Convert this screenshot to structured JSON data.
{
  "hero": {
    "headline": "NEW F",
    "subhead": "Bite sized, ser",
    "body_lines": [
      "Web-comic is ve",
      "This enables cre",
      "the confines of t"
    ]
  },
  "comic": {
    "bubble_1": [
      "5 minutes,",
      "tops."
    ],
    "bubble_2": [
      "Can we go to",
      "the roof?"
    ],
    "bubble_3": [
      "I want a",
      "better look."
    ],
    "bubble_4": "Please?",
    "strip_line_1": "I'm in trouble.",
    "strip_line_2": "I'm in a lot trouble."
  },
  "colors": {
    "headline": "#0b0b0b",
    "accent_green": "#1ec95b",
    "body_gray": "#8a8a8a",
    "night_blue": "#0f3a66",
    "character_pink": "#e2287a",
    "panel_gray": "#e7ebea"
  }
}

============================================================

Extract the complete set of records unchanged.

**Response**
Convert this screenshot to structured JSON data.
{
  "hero": {
    "headline": "NEW F",
    "subhead": "Bite sized, ser",
    "body_lines": [
      "Web-comic is ve",
      "This enables cre",
      "the confines of t"
    ]
  },
  "comic": {
    "bubble_1": [
      "5 minutes,",
      "tops."
    ],
    "bubble_2": [
      "Can we go to",
      "the roof?"
    ],
    "bubble_3": [
      "I want a",
      "better look."
    ],
    "bubble_4": "Please?",
    "strip_line_1": "I'm in trouble.",
    "strip_line_2": "I'm in a lot trouble."
  },
  "colors": {
    "headline": "#0b0b0b",
    "accent_green": "#1ec95b",
    "body_gray": "#8a8a8a",
    "night_blue": "#0f3a66",
    "character_pink": "#e2287a",
    "panel_gray": "#e7ebea"
  }
}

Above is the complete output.